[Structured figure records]
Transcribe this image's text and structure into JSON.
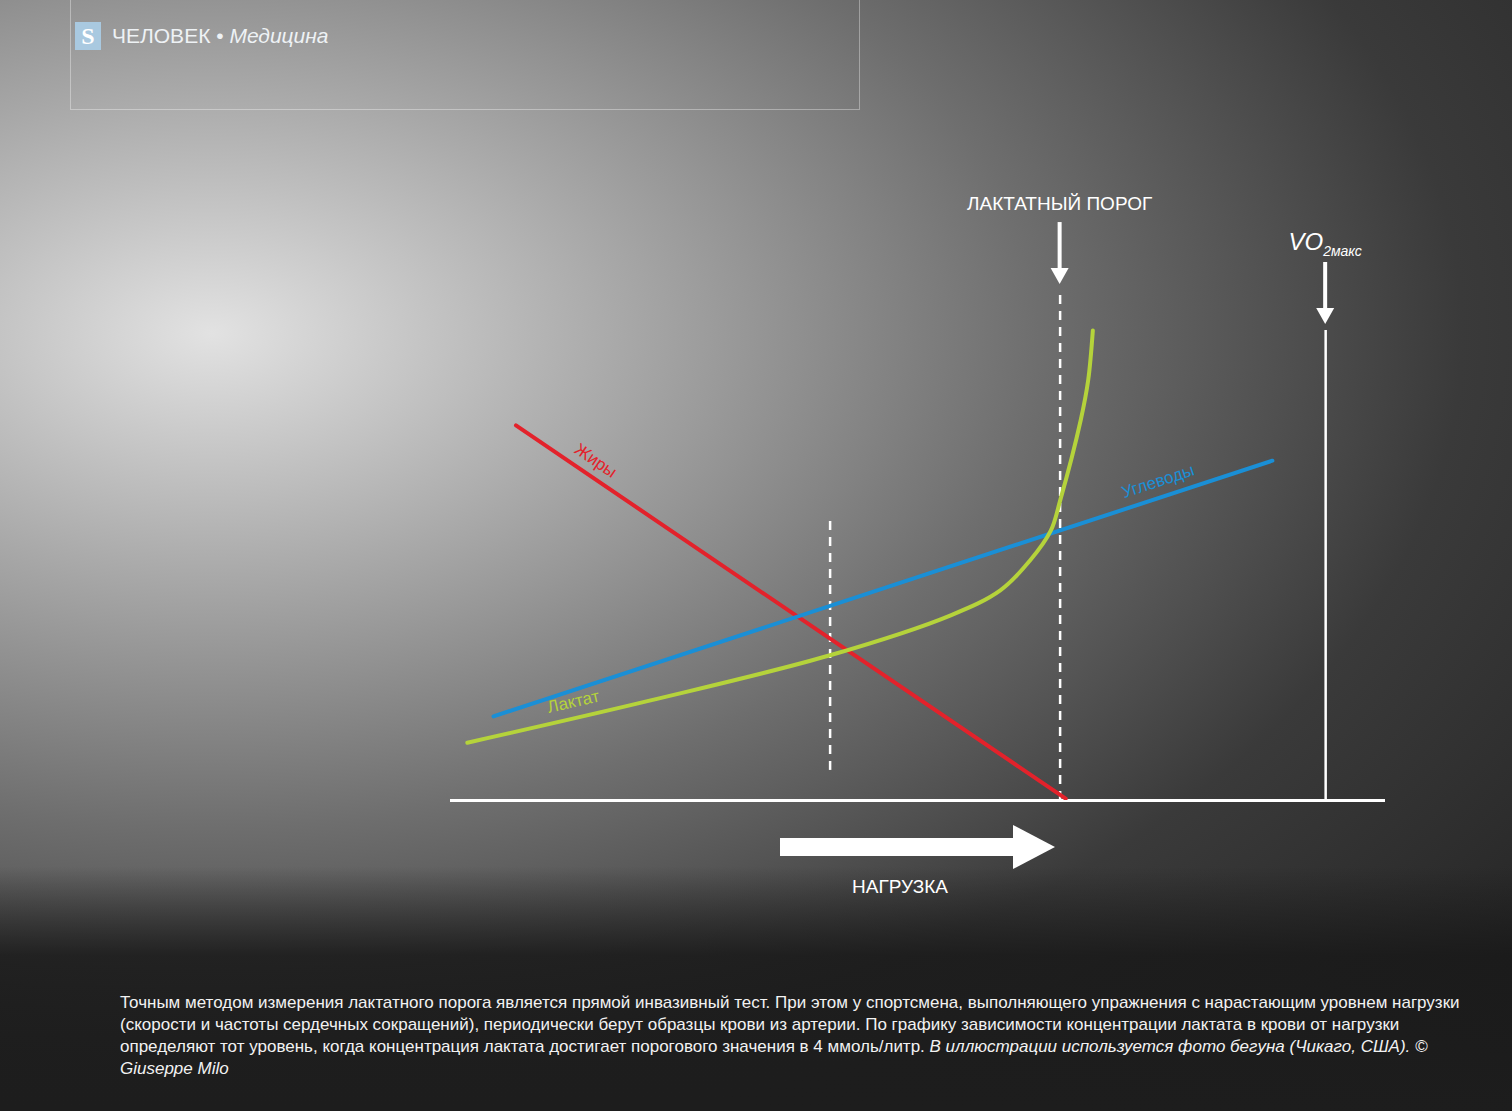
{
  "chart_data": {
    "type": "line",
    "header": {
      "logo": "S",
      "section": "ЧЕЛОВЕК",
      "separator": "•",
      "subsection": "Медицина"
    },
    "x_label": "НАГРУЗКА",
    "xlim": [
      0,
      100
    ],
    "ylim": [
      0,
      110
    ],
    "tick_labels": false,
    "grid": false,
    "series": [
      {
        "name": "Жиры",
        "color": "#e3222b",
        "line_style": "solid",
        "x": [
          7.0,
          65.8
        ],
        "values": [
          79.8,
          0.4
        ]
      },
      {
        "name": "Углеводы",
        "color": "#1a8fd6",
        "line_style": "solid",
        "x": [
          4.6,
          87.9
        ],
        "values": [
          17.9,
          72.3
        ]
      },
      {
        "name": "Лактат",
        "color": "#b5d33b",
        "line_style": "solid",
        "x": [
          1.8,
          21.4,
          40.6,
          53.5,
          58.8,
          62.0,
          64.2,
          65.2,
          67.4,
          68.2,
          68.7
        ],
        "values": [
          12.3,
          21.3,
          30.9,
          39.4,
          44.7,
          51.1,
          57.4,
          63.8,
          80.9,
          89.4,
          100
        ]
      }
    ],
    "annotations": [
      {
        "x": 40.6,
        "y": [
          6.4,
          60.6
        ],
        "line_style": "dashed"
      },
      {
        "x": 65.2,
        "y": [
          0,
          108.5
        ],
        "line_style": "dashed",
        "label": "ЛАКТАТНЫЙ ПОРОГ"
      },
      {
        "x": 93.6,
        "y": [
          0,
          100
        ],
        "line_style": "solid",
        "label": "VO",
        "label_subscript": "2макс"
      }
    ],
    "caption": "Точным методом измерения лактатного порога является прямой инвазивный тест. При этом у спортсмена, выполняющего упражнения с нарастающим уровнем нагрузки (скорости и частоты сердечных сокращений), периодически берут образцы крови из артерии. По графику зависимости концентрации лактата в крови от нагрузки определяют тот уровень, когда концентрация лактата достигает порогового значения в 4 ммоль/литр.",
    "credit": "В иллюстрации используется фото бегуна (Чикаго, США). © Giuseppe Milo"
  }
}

• Task prompt: Every line in the data above that contains "dashed" needs to be copied.

• Task response:
        "line_style": "dashed"
        "line_style": "dashed",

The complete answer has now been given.